Provide nothing beyond the count of lines that include the string "JSON".

BEGIN Raw data

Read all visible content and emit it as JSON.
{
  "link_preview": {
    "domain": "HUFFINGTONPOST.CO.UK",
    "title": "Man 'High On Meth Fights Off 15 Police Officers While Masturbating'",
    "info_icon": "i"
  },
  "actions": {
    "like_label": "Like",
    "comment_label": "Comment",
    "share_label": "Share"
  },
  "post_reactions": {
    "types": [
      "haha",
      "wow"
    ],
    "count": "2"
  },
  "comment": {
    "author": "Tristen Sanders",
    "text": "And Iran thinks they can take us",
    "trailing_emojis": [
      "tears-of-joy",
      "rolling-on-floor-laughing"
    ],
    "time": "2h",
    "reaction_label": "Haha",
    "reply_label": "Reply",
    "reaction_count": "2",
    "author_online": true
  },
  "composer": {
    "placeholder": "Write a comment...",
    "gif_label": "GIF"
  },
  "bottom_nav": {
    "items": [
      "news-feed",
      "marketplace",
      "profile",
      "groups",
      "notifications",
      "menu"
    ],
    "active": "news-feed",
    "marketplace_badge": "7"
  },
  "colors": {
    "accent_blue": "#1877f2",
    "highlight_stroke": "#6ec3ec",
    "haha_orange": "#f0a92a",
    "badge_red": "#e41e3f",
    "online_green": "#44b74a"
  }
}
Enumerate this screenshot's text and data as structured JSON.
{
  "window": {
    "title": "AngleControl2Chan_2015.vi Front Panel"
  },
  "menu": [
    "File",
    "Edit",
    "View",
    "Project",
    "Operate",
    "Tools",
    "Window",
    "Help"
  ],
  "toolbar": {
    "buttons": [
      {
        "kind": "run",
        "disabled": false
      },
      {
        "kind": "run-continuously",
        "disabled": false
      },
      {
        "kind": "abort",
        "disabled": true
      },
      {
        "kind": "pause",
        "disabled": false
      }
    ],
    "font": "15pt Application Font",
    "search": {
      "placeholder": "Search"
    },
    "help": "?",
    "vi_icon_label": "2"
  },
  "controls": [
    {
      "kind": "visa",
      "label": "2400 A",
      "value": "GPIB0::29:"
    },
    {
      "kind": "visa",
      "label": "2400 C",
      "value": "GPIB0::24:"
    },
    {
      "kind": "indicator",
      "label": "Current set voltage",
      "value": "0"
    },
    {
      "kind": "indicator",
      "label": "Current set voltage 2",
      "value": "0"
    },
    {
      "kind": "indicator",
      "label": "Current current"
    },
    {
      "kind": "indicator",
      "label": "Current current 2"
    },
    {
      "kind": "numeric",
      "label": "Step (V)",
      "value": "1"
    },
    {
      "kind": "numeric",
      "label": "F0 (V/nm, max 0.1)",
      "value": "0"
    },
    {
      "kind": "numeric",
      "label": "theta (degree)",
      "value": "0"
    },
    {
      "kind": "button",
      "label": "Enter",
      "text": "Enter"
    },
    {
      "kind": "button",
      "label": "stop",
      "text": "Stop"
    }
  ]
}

END Raw data

# Output:
2